-- BEGIN EXTRACTED DATA --

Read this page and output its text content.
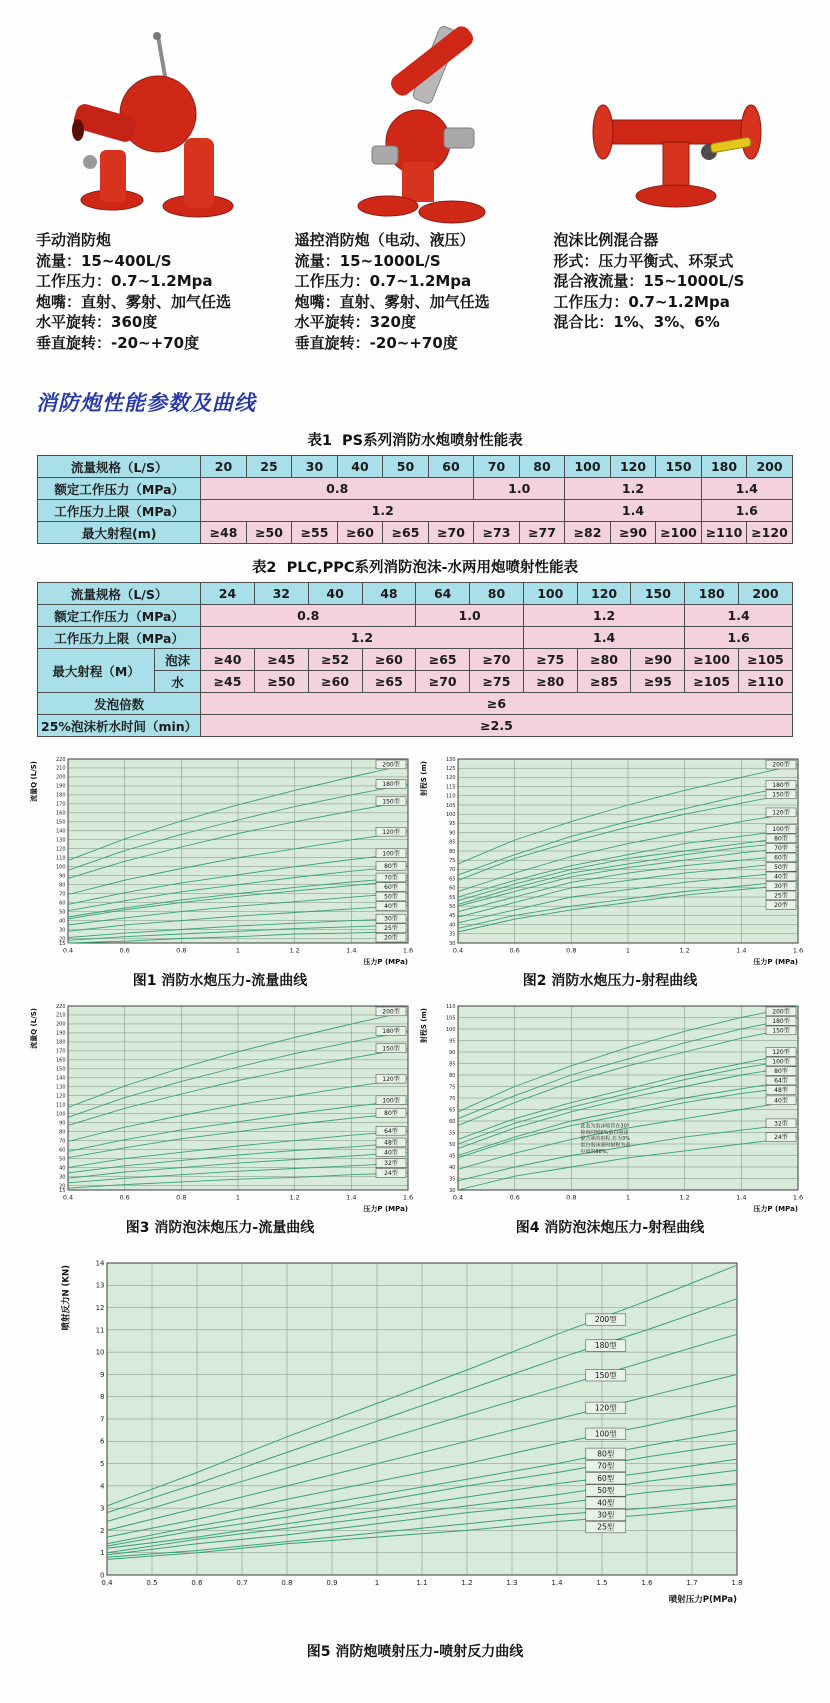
手动消防炮
流量：15~400L/S
工作压力：0.7~1.2Mpa
炮嘴：直射、雾射、加气任选
水平旋转：360度
垂直旋转：-20~+70度
遥控消防炮（电动、液压）
流量：15~1000L/S
工作压力：0.7~1.2Mpa
炮嘴：直射、雾射、加气任选
水平旋转：320度
垂直旋转：-20~+70度
泡沫比例混合器
形式：压力平衡式、环泵式
混合液流量：15~1000L/S
工作压力：0.7~1.2Mpa
混合比：1%、3%、6%
消防炮性能参数及曲线
表1  PS系列消防水炮喷射性能表
流量规格（L/S）	20	25	30	40	50	60	70	80	100	120	150	180	200
额定工作压力（MPa）	0.8						1.0		1.2			1.4	
工作压力上限（MPa）	1.2								1.4			1.6	
最大射程(m)	≥48	≥50	≥55	≥60	≥65	≥70	≥73	≥77	≥82	≥90	≥100	≥110	≥120
表2  PLC,PPC系列消防泡沫-水两用炮喷射性能表
流量规格（L/S）		24	32	40	48	64	80	100	120	150	180	200
额定工作压力（MPa）		0.8				1.0		1.2			1.4	
工作压力上限（MPa）		1.2						1.4			1.6	
最大射程（M）	泡沫	≥40	≥45	≥52	≥60	≥65	≥70	≥75	≥80	≥90	≥100	≥105
	水	≥45	≥50	≥60	≥65	≥70	≥75	≥80	≥85	≥95	≥105	≥110
发泡倍数		≥6										
25%泡沫析水时间（min）		≥2.5										
15
20
30
40
50
60
70
80
90
100
110
120
130
140
150
160
170
180
190
200
210
220
0.4	0.6	0.8	1	1.2	1.4	1.6
200型
180型
150型
120型
100型
80型
70型
60型
50型
40型
30型
25型
20型
流量Q (L/S)
压力P (MPa)
图1 消防水炮压力-流量曲线
30
35
40
45
50
55
60
65
70
75
80
85
90
95
100
105
110
115
120
125
130
0.4	0.6	0.8	1	1.2	1.4	1.6
200型
180型
150型
120型
100型
80型
70型
60型
50型
40型
30型
25型
20型
射程S (m)
压力P (MPa)
图2 消防水炮压力-射程曲线
15
20
30
40
50
60
70
80
90
100
110
120
130
140
150
160
170
180
190
200
210
220
0.4	0.6	0.8	1	1.2	1.4	1.6
200型
180型
150型
120型
100型
80型
64型
48型
40型
32型
24型
流量Q (L/S)
压力P (MPa)
图3 消防泡沫炮压力-流量曲线
30
35
40
45
50
55
60
65
70
75
80
85
90
95
100
105
110
0.4	0.6	0.8	1	1.2	1.4	1.6
此表为泡沫喷管在30°
仰角时喷6%蛋白泡沫
混合液的射程,若为3%
蛋白泡沫液时射程为表
中值的88%。
200型
180型
150型
120型
100型
80型
64型
48型
40型
32型
24型
射程S (m)
压力P (MPa)
图4 消防泡沫炮压力-射程曲线
0
1
2
3
4
5
6
7
8
9
10
11
12
13
14
0.4	0.5	0.6	0.7	0.8	0.9	1	1.1	1.2	1.3	1.4	1.5	1.6	1.7	1.8
200型
180型
150型
120型
100型
80型
70型
60型
50型
40型
30型
25型
喷射反力N (KN)
喷射压力P(MPa)
图5 消防炮喷射压力-喷射反力曲线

-- END EXTRACTED DATA --

• WHAT IS ASKED: Word for word, quote the lines above. Omit the pictures.

• WRITTEN REPLY:
Read this page and output its text content.
手动消防炮
流量：15~400L/S
工作压力：0.7~1.2Mpa
炮嘴：直射、雾射、加气任选
水平旋转：360度
垂直旋转：-20~+70度
遥控消防炮（电动、液压）
流量：15~1000L/S
工作压力：0.7~1.2Mpa
炮嘴：直射、雾射、加气任选
水平旋转：320度
垂直旋转：-20~+70度
泡沫比例混合器
形式：压力平衡式、环泵式
混合液流量：15~1000L/S
工作压力：0.7~1.2Mpa
混合比：1%、3%、6%
消防炮性能参数及曲线
表1  PS系列消防水炮喷射性能表
流量规格（L/S）	20	25	30	40	50	60	70	80	100	120	150	180	200
额定工作压力（MPa）	0.8						1.0		1.2			1.4	
工作压力上限（MPa）	1.2								1.4			1.6	
最大射程(m)	≥48	≥50	≥55	≥60	≥65	≥70	≥73	≥77	≥82	≥90	≥100	≥110	≥120
表2  PLC,PPC系列消防泡沫-水两用炮喷射性能表
流量规格（L/S）		24	32	40	48	64	80	100	120	150	180	200
额定工作压力（MPa）		0.8				1.0		1.2			1.4	
工作压力上限（MPa）		1.2						1.4			1.6	
最大射程（M）	泡沫	≥40	≥45	≥52	≥60	≥65	≥70	≥75	≥80	≥90	≥100	≥105
	水	≥45	≥50	≥60	≥65	≥70	≥75	≥80	≥85	≥95	≥105	≥110
发泡倍数		≥6										
25%泡沫析水时间（min）		≥2.5										
15
20
30
40
50
60
70
80
90
100
110
120
130
140
150
160
170
180
190
200
210
220
0.4	0.6	0.8	1	1.2	1.4	1.6
200型
180型
150型
120型
100型
80型
70型
60型
50型
40型
30型
25型
20型
流量Q (L/S)
压力P (MPa)
图1 消防水炮压力-流量曲线
30
35
40
45
50
55
60
65
70
75
80
85
90
95
100
105
110
115
120
125
130
0.4	0.6	0.8	1	1.2	1.4	1.6
200型
180型
150型
120型
100型
80型
70型
60型
50型
40型
30型
25型
20型
射程S (m)
压力P (MPa)
图2 消防水炮压力-射程曲线
15
20
30
40
50
60
70
80
90
100
110
120
130
140
150
160
170
180
190
200
210
220
0.4	0.6	0.8	1	1.2	1.4	1.6
200型
180型
150型
120型
100型
80型
64型
48型
40型
32型
24型
流量Q (L/S)
压力P (MPa)
图3 消防泡沫炮压力-流量曲线
30
35
40
45
50
55
60
65
70
75
80
85
90
95
100
105
110
0.4	0.6	0.8	1	1.2	1.4	1.6
此表为泡沫喷管在30°
仰角时喷6%蛋白泡沫
混合液的射程,若为3%
蛋白泡沫液时射程为表
中值的88%。
200型
180型
150型
120型
100型
80型
64型
48型
40型
32型
24型
射程S (m)
压力P (MPa)
图4 消防泡沫炮压力-射程曲线
0
1
2
3
4
5
6
7
8
9
10
11
12
13
14
0.4	0.5	0.6	0.7	0.8	0.9	1	1.1	1.2	1.3	1.4	1.5	1.6	1.7	1.8
200型
180型
150型
120型
100型
80型
70型
60型
50型
40型
30型
25型
喷射反力N (KN)
喷射压力P(MPa)
图5 消防炮喷射压力-喷射反力曲线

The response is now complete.